■ **SOURCE DATA**
--

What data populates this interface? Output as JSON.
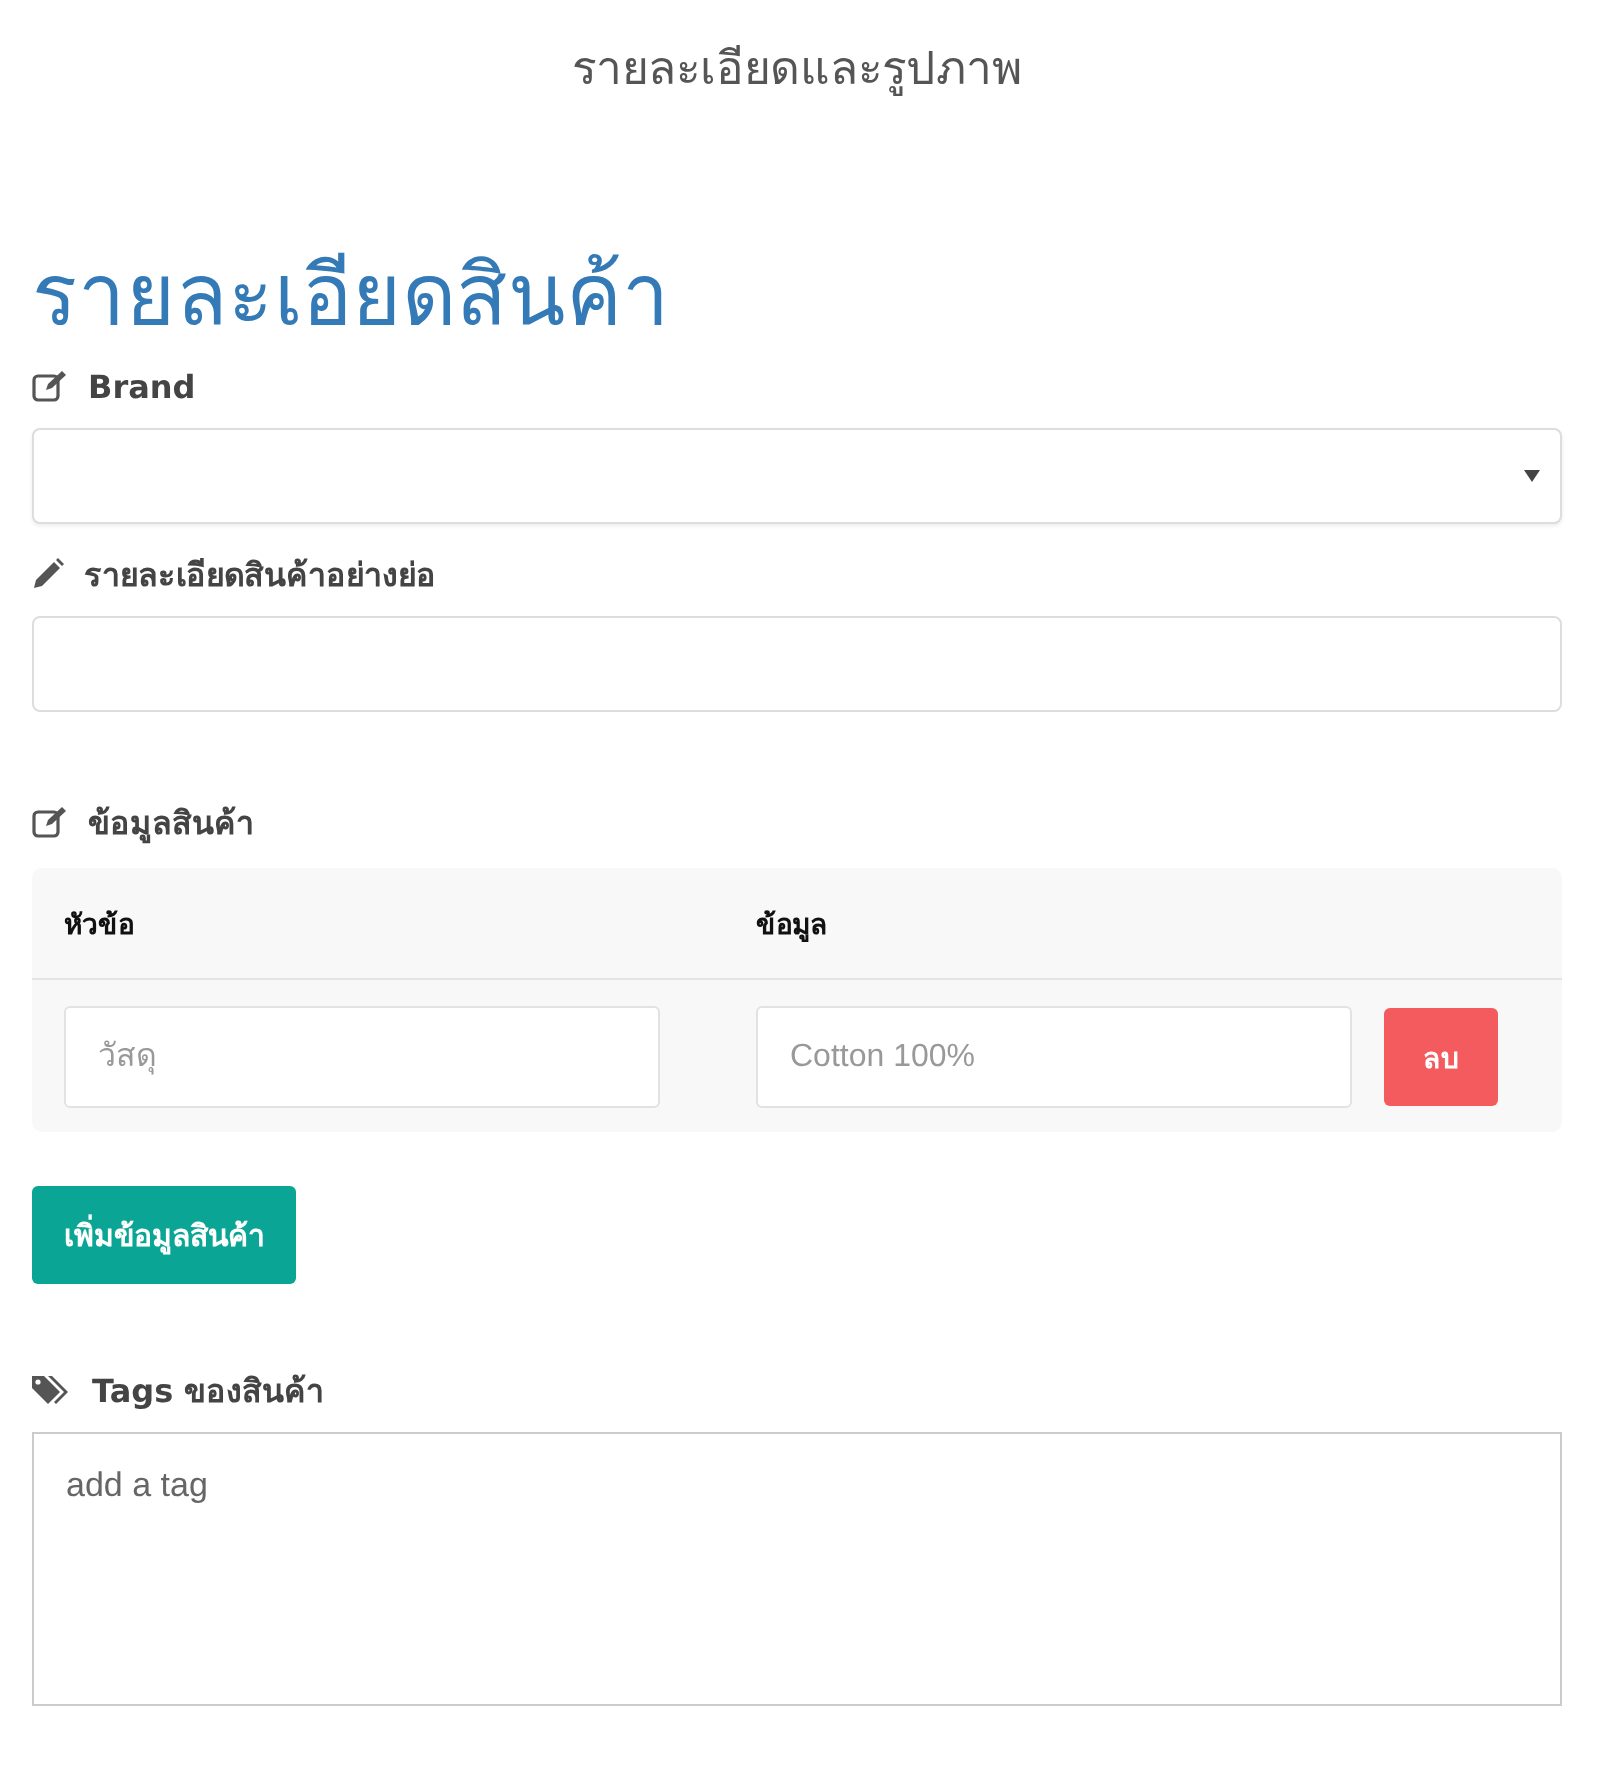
{
  "page_title": "รายละเอียดและรูปภาพ",
  "heading": "รายละเอียดสินค้า",
  "sections": [
    {
      "kind": "select",
      "label": "Brand"
    },
    {
      "kind": "input",
      "label": "รายละเอียดสินค้าอย่างย่อ"
    },
    {
      "kind": "table",
      "label": "ข้อมูลสินค้า",
      "columns": [
        "หัวข้อ",
        "ข้อมูล"
      ],
      "rows": [
        {
          "topic_placeholder": "วัสดุ",
          "info_placeholder": "Cotton 100%",
          "delete_label": "ลบ"
        }
      ],
      "add_button": "เพิ่มข้อมูลสินค้า"
    },
    {
      "kind": "tags",
      "label": "Tags ของสินค้า",
      "placeholder": "add a tag"
    }
  ]
}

--

■ **TO BE DONE**
Wherever "kind" shows up in a line, copy that line.

■ **COMPLETED EXERCISE**
      "kind": "select",
      "kind": "input",
      "kind": "table",
      "kind": "tags",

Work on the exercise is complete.